Given request: Can you put every line of the records below into a Markdown table with the columns Row and Line, skipping blank lines and leaving out the pictures?

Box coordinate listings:
━━━━━━━━━━
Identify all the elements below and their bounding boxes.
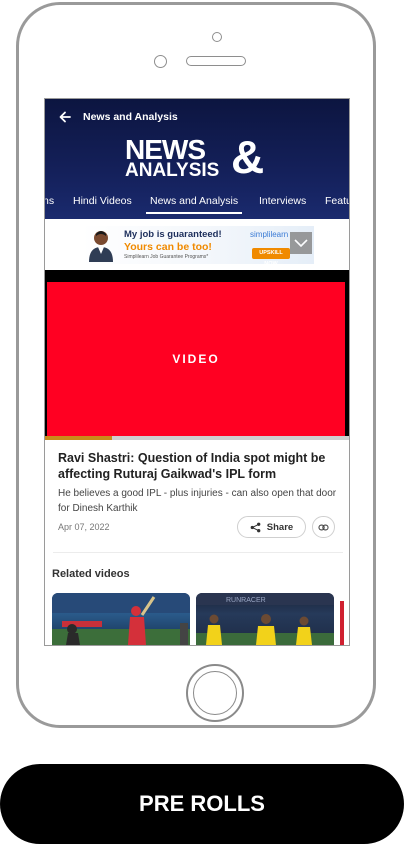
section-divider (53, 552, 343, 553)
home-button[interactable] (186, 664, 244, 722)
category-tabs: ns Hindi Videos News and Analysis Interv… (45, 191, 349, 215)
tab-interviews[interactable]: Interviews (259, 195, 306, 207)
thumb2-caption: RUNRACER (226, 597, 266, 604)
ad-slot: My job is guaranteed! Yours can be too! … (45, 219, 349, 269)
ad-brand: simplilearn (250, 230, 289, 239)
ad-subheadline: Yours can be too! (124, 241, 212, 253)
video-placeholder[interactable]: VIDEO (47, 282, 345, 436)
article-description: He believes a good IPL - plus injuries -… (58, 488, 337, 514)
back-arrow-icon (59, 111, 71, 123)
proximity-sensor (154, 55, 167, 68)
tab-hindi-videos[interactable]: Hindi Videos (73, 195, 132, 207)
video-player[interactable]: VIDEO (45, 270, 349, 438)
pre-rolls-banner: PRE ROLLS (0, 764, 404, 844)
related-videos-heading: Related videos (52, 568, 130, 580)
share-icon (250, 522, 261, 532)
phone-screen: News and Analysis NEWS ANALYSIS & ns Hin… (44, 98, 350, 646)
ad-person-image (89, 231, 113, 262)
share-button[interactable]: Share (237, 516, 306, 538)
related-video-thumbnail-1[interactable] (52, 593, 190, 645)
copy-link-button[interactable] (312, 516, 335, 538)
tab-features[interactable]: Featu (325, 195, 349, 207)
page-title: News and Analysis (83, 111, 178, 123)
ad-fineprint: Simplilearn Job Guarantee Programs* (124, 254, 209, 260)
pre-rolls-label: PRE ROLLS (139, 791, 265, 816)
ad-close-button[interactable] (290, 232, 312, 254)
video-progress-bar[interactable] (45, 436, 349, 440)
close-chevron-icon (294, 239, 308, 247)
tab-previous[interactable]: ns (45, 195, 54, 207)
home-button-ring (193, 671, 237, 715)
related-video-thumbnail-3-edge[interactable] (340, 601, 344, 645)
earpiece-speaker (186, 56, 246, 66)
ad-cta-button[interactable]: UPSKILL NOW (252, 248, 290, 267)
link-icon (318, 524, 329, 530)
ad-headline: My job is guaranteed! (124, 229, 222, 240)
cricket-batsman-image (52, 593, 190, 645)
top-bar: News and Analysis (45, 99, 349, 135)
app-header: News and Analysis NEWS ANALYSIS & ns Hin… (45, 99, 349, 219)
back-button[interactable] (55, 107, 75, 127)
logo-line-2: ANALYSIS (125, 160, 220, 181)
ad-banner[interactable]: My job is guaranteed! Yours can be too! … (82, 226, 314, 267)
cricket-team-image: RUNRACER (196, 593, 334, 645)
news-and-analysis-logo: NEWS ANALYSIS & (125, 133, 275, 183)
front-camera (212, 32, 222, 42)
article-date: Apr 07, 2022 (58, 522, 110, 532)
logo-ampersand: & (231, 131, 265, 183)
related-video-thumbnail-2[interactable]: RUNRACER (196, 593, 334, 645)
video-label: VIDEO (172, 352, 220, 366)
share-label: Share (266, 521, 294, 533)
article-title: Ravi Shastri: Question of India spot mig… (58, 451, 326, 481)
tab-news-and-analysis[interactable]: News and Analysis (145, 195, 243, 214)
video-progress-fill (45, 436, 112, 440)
━━━━━━━━━━
Response:
| Row | Line |
|---|---|
| 1 | Identify all the elements below and their bounding boxes. |
| 2 | section-divider (53, 552, 343, 553) |
| 3 | home-button[interactable] (186, 664, 244, 722) |
| 4 | category-tabs: ns Hindi Videos News and Analysis Interv… (45, 191, 349, 215) |
| 5 | tab-interviews[interactable]: Interviews (259, 195, 306, 207) |
| 6 | thumb2-caption: RUNRACER (226, 597, 266, 604) |
| 7 | ad-slot: My job is guaranteed! Yours can be too! … (45, 219, 349, 269) |
| 8 | ad-brand: simplilearn (250, 230, 289, 239) |
| 9 | ad-subheadline: Yours can be too! (124, 241, 212, 253) |
| 10 | video-placeholder[interactable]: VIDEO (47, 282, 345, 436) |
| 11 | article-description: He believes a good IPL - plus injuries -… (58, 488, 337, 514) |
| 12 | back-arrow-icon (59, 111, 71, 123) |
| 13 | proximity-sensor (154, 55, 167, 68) |
| 14 | tab-hindi-videos[interactable]: Hindi Videos (73, 195, 132, 207) |
| 15 | video-player[interactable]: VIDEO (45, 270, 349, 438) |
| 16 | pre-rolls-banner: PRE ROLLS (0, 764, 404, 844) |
| 17 | related-videos-heading: Related videos (52, 568, 130, 580) |
| 18 | share-icon (250, 522, 261, 532) |
| 19 | phone-screen: News and Analysis NEWS ANALYSIS & ns Hin… (44, 98, 350, 646) |
| 20 | ad-person-image (89, 231, 113, 262) |
| 21 | share-button[interactable]: Share (237, 516, 306, 538) |
| 22 | related-video-thumbnail-1[interactable] (52, 593, 190, 645) |
| 23 | copy-link-button[interactable] (312, 516, 335, 538) |
| 24 | tab-features[interactable]: Featu (325, 195, 349, 207) |
| 25 | page-title: News and Analysis (83, 111, 178, 123) |
| 26 | ad-fineprint: Simplilearn Job Guarantee Programs* (124, 254, 209, 260) |
| 27 | pre-rolls-label: PRE ROLLS (139, 791, 265, 816) |
| 28 | ad-close-button[interactable] (290, 232, 312, 254) |
| 29 | video-progress-bar[interactable] (45, 436, 349, 440) |
| 30 | close-chevron-icon (294, 239, 308, 247) |
| 31 | tab-previous[interactable]: ns (45, 195, 54, 207) |
| 32 | home-button-ring (193, 671, 237, 715) |
| 33 | related-video-thumbnail-3-edge[interactable] (340, 601, 344, 645) |
| 34 | earpiece-speaker (186, 56, 246, 66) |
| 35 | ad-cta-button[interactable]: UPSKILL NOW (252, 248, 290, 267) |
| 36 | link-icon (318, 524, 329, 530) |
| 37 | ad-headline: My job is guaranteed! (124, 229, 222, 240) |
| 38 | cricket-batsman-image (52, 593, 190, 645) |
| 39 | top-bar: News and Analysis (45, 99, 349, 135) |
| 40 | app-header: News and Analysis NEWS ANALYSIS & ns Hin… (45, 99, 349, 219) |
| 41 | back-button[interactable] (55, 107, 75, 127) |
| 42 | logo-line-2: ANALYSIS (125, 160, 220, 181) |
| 43 | ad-banner[interactable]: My job is guaranteed! Yours can be too! … (82, 226, 314, 267) |
| 44 | cricket-team-image: RUNRACER (196, 593, 334, 645) |
| 45 | news-and-analysis-logo: NEWS ANALYSIS & (125, 133, 275, 183) |
| 46 | front-camera (212, 32, 222, 42) |
| 47 | article-date: Apr 07, 2022 (58, 522, 110, 532) |
| 48 | logo-ampersand: & (231, 131, 265, 183) |
| 49 | related-video-thumbnail-2[interactable]: RUNRACER (196, 593, 334, 645) |
| 50 | video-label: VIDEO (172, 352, 220, 366) |
| 51 | share-label: Share (266, 521, 294, 533) |
| 52 | article-title: Ravi Shastri: Question of India spot mig… (58, 451, 326, 481) |
| 53 | tab-news-and-analysis[interactable]: News and Analysis (145, 195, 243, 214) |
| 54 | video-progress-fill (45, 436, 112, 440) |